##### The data #####
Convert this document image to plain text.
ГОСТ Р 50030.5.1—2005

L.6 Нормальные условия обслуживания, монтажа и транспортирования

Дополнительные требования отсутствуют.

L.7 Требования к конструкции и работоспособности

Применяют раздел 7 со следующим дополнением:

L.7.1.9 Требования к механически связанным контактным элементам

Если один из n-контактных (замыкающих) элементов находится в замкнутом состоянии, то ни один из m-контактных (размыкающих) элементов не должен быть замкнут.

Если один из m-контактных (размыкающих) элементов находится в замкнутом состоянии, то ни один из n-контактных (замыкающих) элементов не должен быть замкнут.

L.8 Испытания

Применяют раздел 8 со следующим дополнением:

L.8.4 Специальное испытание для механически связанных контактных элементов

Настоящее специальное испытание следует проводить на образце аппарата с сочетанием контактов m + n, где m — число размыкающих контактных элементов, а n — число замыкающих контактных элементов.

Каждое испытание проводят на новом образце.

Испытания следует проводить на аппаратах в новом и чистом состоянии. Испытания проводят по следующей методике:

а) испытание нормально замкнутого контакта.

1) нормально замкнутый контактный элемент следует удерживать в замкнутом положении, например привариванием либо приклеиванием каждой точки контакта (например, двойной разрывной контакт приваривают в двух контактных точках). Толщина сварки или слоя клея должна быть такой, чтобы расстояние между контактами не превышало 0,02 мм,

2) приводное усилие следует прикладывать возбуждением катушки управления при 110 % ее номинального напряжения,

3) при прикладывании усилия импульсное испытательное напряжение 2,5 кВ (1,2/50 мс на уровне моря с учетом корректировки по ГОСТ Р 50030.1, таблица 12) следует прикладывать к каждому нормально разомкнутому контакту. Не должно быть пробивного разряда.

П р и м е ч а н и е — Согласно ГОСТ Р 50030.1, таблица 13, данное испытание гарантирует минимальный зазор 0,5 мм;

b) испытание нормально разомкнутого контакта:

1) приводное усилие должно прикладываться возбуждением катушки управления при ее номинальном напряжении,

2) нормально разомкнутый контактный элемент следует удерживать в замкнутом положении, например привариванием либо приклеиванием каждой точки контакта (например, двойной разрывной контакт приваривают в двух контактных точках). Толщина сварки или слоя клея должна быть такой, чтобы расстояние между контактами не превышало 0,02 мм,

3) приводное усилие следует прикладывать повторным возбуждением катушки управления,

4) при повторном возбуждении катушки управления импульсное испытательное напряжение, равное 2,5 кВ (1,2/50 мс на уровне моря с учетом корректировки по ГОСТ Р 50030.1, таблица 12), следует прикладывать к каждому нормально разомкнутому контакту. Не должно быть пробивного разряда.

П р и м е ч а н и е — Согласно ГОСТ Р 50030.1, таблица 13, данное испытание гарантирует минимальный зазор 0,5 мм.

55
#####
Aim.
Each entry must be reproduced verbatim.

The completed task.
Convert this document image to plain text.
ГОСТ Р 50030.5.1—2005

L.6 Нормальные условия обслуживания, монтажа и транспортирования

Дополнительные требования отсутствуют.

L.7 Требования к конструкции и работоспособности

Применяют раздел 7 со следующим дополнением:

L.7.1.9 Требования к механически связанным контактным элементам

Если один из n-контактных (замыкающих) элементов находится в замкнутом состоянии, то ни один из m-контактных (размыкающих) элементов не должен быть замкнут.

Если один из m-контактных (размыкающих) элементов находится в замкнутом состоянии, то ни один из n-контактных (замыкающих) элементов не должен быть замкнут.

L.8 Испытания

Применяют раздел 8 со следующим дополнением:

L.8.4 Специальное испытание для механически связанных контактных элементов

Настоящее специальное испытание следует проводить на образце аппарата с сочетанием контактов m + n, где m — число размыкающих контактных элементов, а n — число замыкающих контактных элементов.

Каждое испытание проводят на новом образце.

Испытания следует проводить на аппаратах в новом и чистом состоянии. Испытания проводят по следующей методике:

а) испытание нормально замкнутого контакта.

1) нормально замкнутый контактный элемент следует удерживать в замкнутом положении, например привариванием либо приклеиванием каждой точки контакта (например, двойной разрывной контакт приваривают в двух контактных точках). Толщина сварки или слоя клея должна быть такой, чтобы расстояние между контактами не превышало 0,02 мм,

2) приводное усилие следует прикладывать возбуждением катушки управления при 110 % ее номинального напряжения,

3) при прикладывании усилия импульсное испытательное напряжение 2,5 кВ (1,2/50 мс на уровне моря с учетом корректировки по ГОСТ Р 50030.1, таблица 12) следует прикладывать к каждому нормально разомкнутому контакту. Не должно быть пробивного разряда.

П р и м е ч а н и е — Согласно ГОСТ Р 50030.1, таблица 13, данное испытание гарантирует минимальный зазор 0,5 мм;

b) испытание нормально разомкнутого контакта:

1) приводное усилие должно прикладываться возбуждением катушки управления при ее номинальном напряжении,

2) нормально разомкнутый контактный элемент следует удерживать в замкнутом положении, например привариванием либо приклеиванием каждой точки контакта (например, двойной разрывной контакт приваривают в двух контактных точках). Толщина сварки или слоя клея должна быть такой, чтобы расстояние между контактами не превышало 0,02 мм,

3) приводное усилие следует прикладывать повторным возбуждением катушки управления,

4) при повторном возбуждении катушки управления импульсное испытательное напряжение, равное 2,5 кВ (1,2/50 мс на уровне моря с учетом корректировки по ГОСТ Р 50030.1, таблица 12), следует прикладывать к каждому нормально разомкнутому контакту. Не должно быть пробивного разряда.

П р и м е ч а н и е — Согласно ГОСТ Р 50030.1, таблица 13, данное испытание гарантирует минимальный зазор 0,5 мм.

55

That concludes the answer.